WHAT THIS TASK INVOLVES
Reproduce the entries below in full, word for word.

[Records from a data source]
•••
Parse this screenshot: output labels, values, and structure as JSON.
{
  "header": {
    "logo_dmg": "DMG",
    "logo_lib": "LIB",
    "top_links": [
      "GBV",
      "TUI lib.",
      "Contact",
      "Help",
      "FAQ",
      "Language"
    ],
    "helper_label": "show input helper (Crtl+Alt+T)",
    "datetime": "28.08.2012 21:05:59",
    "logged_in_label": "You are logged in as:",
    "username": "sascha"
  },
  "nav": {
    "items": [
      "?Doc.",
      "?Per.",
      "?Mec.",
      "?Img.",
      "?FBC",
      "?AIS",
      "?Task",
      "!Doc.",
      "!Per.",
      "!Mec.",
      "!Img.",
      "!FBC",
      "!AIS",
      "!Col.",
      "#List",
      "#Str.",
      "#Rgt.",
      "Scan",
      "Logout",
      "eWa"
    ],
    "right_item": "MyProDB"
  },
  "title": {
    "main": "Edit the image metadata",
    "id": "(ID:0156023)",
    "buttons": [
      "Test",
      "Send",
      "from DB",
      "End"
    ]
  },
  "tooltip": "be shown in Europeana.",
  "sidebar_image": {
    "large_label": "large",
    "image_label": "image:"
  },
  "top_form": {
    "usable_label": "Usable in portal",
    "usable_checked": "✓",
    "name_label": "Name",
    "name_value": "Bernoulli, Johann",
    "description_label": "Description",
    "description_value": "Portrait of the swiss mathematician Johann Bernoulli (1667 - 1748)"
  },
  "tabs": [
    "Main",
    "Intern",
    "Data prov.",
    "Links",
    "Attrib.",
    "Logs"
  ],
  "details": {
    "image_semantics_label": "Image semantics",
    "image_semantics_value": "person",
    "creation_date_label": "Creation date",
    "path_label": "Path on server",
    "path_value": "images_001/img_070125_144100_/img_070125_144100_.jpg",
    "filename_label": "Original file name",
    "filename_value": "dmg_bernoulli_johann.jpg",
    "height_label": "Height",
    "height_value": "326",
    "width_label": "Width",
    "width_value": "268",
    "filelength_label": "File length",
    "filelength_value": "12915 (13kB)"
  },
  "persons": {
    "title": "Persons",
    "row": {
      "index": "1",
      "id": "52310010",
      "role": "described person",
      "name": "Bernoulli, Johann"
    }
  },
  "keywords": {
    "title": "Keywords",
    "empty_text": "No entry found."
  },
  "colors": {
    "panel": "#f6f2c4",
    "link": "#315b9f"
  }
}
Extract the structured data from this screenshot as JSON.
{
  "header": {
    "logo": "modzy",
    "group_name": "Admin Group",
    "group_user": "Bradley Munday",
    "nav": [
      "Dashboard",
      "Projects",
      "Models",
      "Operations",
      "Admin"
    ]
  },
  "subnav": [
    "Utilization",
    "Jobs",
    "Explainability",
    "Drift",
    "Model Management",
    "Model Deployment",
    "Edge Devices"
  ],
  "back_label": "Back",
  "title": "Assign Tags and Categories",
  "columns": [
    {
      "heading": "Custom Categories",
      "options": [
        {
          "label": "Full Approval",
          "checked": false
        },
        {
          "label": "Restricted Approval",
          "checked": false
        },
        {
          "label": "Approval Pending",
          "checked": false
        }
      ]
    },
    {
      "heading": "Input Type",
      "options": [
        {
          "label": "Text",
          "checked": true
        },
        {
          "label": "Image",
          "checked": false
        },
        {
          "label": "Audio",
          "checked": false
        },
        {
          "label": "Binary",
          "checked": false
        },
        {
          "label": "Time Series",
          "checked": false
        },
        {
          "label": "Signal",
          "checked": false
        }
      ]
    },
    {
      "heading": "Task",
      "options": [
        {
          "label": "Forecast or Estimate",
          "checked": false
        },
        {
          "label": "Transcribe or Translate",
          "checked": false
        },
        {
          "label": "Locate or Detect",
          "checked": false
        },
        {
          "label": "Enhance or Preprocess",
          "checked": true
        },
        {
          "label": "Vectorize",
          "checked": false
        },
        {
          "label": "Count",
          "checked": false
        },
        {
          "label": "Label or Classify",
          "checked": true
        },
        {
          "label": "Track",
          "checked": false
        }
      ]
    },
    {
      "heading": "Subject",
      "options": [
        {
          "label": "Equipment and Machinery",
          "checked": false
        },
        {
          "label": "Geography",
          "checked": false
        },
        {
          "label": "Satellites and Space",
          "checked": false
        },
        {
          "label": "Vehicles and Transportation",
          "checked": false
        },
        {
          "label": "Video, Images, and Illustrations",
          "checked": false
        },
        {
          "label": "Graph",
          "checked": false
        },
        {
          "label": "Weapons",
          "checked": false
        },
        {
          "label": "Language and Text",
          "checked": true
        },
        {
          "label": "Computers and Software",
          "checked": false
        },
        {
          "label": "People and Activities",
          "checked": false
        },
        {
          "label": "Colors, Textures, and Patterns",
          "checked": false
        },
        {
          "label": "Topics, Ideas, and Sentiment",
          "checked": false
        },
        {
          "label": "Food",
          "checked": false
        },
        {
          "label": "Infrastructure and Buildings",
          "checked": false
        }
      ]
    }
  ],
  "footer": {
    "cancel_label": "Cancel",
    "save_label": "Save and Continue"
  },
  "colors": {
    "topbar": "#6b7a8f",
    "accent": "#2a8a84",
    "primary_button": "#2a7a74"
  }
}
•••
EXERCISE SOLUTION
Parse this screenshot: output labels, values, and structure as JSON.
{
  "header": {
    "logo_dmg": "DMG",
    "logo_lib": "LIB",
    "top_links": [
      "GBV",
      "TUI lib.",
      "Contact",
      "Help",
      "FAQ",
      "Language"
    ],
    "helper_label": "show input helper (Crtl+Alt+T)",
    "datetime": "28.08.2012 21:05:59",
    "logged_in_label": "You are logged in as:",
    "username": "sascha"
  },
  "nav": {
    "items": [
      "?Doc.",
      "?Per.",
      "?Mec.",
      "?Img.",
      "?FBC",
      "?AIS",
      "?Task",
      "!Doc.",
      "!Per.",
      "!Mec.",
      "!Img.",
      "!FBC",
      "!AIS",
      "!Col.",
      "#List",
      "#Str.",
      "#Rgt.",
      "Scan",
      "Logout",
      "eWa"
    ],
    "right_item": "MyProDB"
  },
  "title": {
    "main": "Edit the image metadata",
    "id": "(ID:0156023)",
    "buttons": [
      "Test",
      "Send",
      "from DB",
      "End"
    ]
  },
  "tooltip": "be shown in Europeana.",
  "sidebar_image": {
    "large_label": "large",
    "image_label": "image:"
  },
  "top_form": {
    "usable_label": "Usable in portal",
    "usable_checked": "✓",
    "name_label": "Name",
    "name_value": "Bernoulli, Johann",
    "description_label": "Description",
    "description_value": "Portrait of the swiss mathematician Johann Bernoulli (1667 - 1748)"
  },
  "tabs": [
    "Main",
    "Intern",
    "Data prov.",
    "Links",
    "Attrib.",
    "Logs"
  ],
  "details": {
    "image_semantics_label": "Image semantics",
    "image_semantics_value": "person",
    "creation_date_label": "Creation date",
    "path_label": "Path on server",
    "path_value": "images_001/img_070125_144100_/img_070125_144100_.jpg",
    "filename_label": "Original file name",
    "filename_value": "dmg_bernoulli_johann.jpg",
    "height_label": "Height",
    "height_value": "326",
    "width_label": "Width",
    "width_value": "268",
    "filelength_label": "File length",
    "filelength_value": "12915 (13kB)"
  },
  "persons": {
    "title": "Persons",
    "row": {
      "index": "1",
      "id": "52310010",
      "role": "described person",
      "name": "Bernoulli, Johann"
    }
  },
  "keywords": {
    "title": "Keywords",
    "empty_text": "No entry found."
  },
  "colors": {
    "panel": "#f6f2c4",
    "link": "#315b9f"
  }
}
Extract the structured data from this screenshot as JSON.
{
  "header": {
    "logo": "modzy",
    "group_name": "Admin Group",
    "group_user": "Bradley Munday",
    "nav": [
      "Dashboard",
      "Projects",
      "Models",
      "Operations",
      "Admin"
    ]
  },
  "subnav": [
    "Utilization",
    "Jobs",
    "Explainability",
    "Drift",
    "Model Management",
    "Model Deployment",
    "Edge Devices"
  ],
  "back_label": "Back",
  "title": "Assign Tags and Categories",
  "columns": [
    {
      "heading": "Custom Categories",
      "options": [
        {
          "label": "Full Approval",
          "checked": false
        },
        {
          "label": "Restricted Approval",
          "checked": false
        },
        {
          "label": "Approval Pending",
          "checked": false
        }
      ]
    },
    {
      "heading": "Input Type",
      "options": [
        {
          "label": "Text",
          "checked": true
        },
        {
          "label": "Image",
          "checked": false
        },
        {
          "label": "Audio",
          "checked": false
        },
        {
          "label": "Binary",
          "checked": false
        },
        {
          "label": "Time Series",
          "checked": false
        },
        {
          "label": "Signal",
          "checked": false
        }
      ]
    },
    {
      "heading": "Task",
      "options": [
        {
          "label": "Forecast or Estimate",
          "checked": false
        },
        {
          "label": "Transcribe or Translate",
          "checked": false
        },
        {
          "label": "Locate or Detect",
          "checked": false
        },
        {
          "label": "Enhance or Preprocess",
          "checked": true
        },
        {
          "label": "Vectorize",
          "checked": false
        },
        {
          "label": "Count",
          "checked": false
        },
        {
          "label": "Label or Classify",
          "checked": true
        },
        {
          "label": "Track",
          "checked": false
        }
      ]
    },
    {
      "heading": "Subject",
      "options": [
        {
          "label": "Equipment and Machinery",
          "checked": false
        },
        {
          "label": "Geography",
          "checked": false
        },
        {
          "label": "Satellites and Space",
          "checked": false
        },
        {
          "label": "Vehicles and Transportation",
          "checked": false
        },
        {
          "label": "Video, Images, and Illustrations",
          "checked": false
        },
        {
          "label": "Graph",
          "checked": false
        },
        {
          "label": "Weapons",
          "checked": false
        },
        {
          "label": "Language and Text",
          "checked": true
        },
        {
          "label": "Computers and Software",
          "checked": false
        },
        {
          "label": "People and Activities",
          "checked": false
        },
        {
          "label": "Colors, Textures, and Patterns",
          "checked": false
        },
        {
          "label": "Topics, Ideas, and Sentiment",
          "checked": false
        },
        {
          "label": "Food",
          "checked": false
        },
        {
          "label": "Infrastructure and Buildings",
          "checked": false
        }
      ]
    }
  ],
  "footer": {
    "cancel_label": "Cancel",
    "save_label": "Save and Continue"
  },
  "colors": {
    "topbar": "#6b7a8f",
    "accent": "#2a8a84",
    "primary_button": "#2a7a74"
  }
}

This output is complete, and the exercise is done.